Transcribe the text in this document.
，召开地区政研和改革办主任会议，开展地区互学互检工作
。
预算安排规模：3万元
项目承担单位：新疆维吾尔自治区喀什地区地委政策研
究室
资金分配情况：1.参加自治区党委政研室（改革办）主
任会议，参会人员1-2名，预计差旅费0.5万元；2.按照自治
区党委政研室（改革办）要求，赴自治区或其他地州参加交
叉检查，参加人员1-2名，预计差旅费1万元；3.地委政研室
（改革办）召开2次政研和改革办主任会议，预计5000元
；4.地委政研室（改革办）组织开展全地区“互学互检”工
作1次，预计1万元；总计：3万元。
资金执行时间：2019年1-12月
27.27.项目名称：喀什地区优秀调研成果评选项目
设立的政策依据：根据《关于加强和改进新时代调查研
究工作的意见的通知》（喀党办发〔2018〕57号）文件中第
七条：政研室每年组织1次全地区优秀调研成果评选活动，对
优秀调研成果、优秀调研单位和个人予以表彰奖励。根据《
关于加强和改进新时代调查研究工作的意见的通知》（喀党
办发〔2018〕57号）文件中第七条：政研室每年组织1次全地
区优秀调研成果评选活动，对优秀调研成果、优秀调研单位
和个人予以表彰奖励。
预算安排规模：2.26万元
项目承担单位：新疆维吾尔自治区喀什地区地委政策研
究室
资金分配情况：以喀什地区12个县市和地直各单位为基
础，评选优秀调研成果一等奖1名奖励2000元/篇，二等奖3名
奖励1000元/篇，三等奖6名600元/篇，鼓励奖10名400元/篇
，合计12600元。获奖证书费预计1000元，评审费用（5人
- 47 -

■ The problem:
Gather each line from the entries above that includes the word "资金分配情况".

■ Correct response:
资金分配情况：1.参加自治区党委政研室（改革办）主
资金分配情况：以喀什地区12个县市和地直各单位为基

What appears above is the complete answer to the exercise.